◆ **TASK**
In the text on the Banach algebra norm, what is the product on the algebra called?

I would be interested know if there exist (and construct)

  • a function $f:\mathbb N\times \mathbb N \to (0,\infty )$ such that for all integers $p,q$, $f(p,q)=f(q,p)$ and

  • a constant $C>0$,

such that, for all $p,p',q,q',k\in\mathbb N$ with $k\leq p$ and $k\leq q'$, $$ \frac{p!q'!}{k!(p-k)!(q'-k)!}\frac{f(p+p'-k,q+q'-k)}{f(p,q)f(p',q')}\leq C\,.$$ Do you have any idea?

EDIT:

This problem has no solution, see the comments.


Remarks:

  • The assumption $f(p,q)=f(q,p)$ could eventually be dropped.
  • Until now I just tried a naive approach by trying some functions as $f(p,q)=p!q!$, $f(p,q)=2^{p+q}$, $f(p,q)=2^{-p-q}$, etc., and got nothing very interesting.

Motivation:

This problem comes from the consideration of the algebra $$\mathcal A:=\bigoplus_{p,q\geq0}\mathcal L (\mathcal Z^{\otimes_sp},\mathcal Z^{\otimes_sq})$$ for a product $\sharp$ called the Moyal product. I was interested in building a norm for $\mathcal A$ which would make it a Banach algebra. And where the norm would have been of the form $$\|(x_{p,q})_{p,q}\|_\mathcal A := \sum_{p,q} f(p,q)\|x_{p,q}\|_{\mathcal L (\mathcal Z^{\otimes_sp},\mathcal Z^{\otimes_sq})}$$ for $(x_{p,q})_{p,q}\in\mathcal A$.

◆ **RECORD EXTRACTS**
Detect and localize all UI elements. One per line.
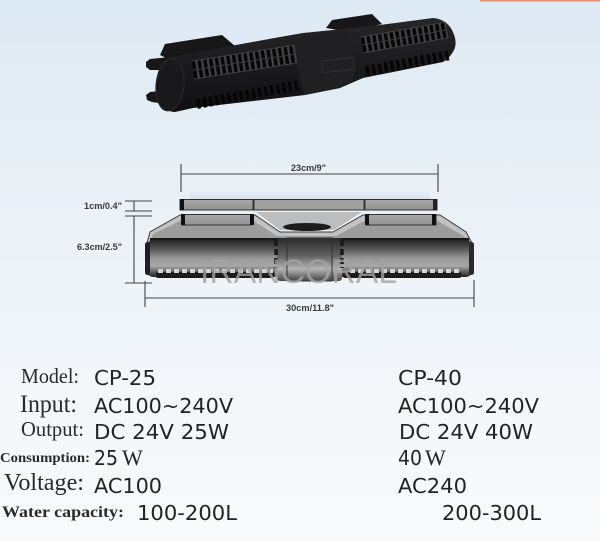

---

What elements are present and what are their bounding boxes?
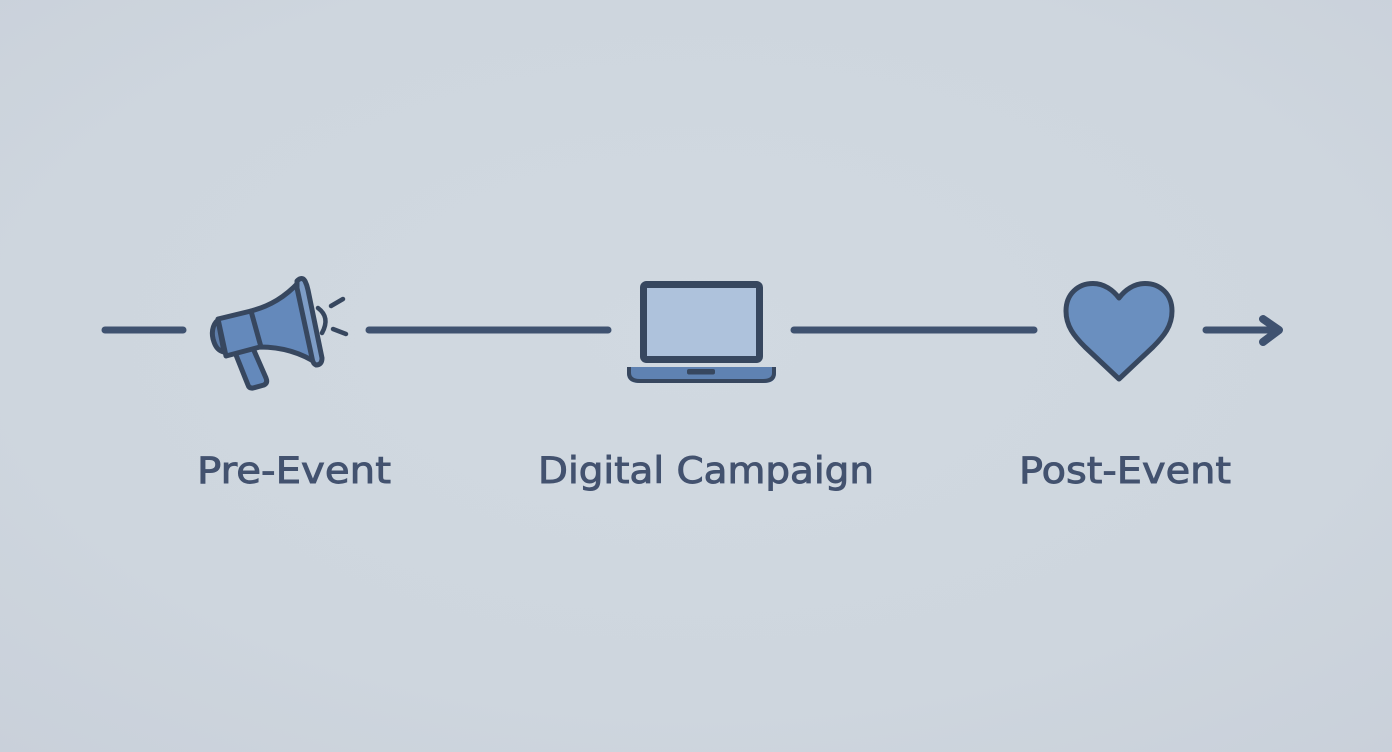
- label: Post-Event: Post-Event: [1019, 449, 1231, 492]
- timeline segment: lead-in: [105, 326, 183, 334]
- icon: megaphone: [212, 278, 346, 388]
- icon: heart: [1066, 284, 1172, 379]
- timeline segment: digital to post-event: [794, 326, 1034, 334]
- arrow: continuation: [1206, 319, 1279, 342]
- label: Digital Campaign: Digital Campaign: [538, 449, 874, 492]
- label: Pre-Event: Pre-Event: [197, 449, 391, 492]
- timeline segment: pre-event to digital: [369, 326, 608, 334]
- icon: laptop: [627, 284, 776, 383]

◆ **FINISHED TASK**
It is called the Moyal product.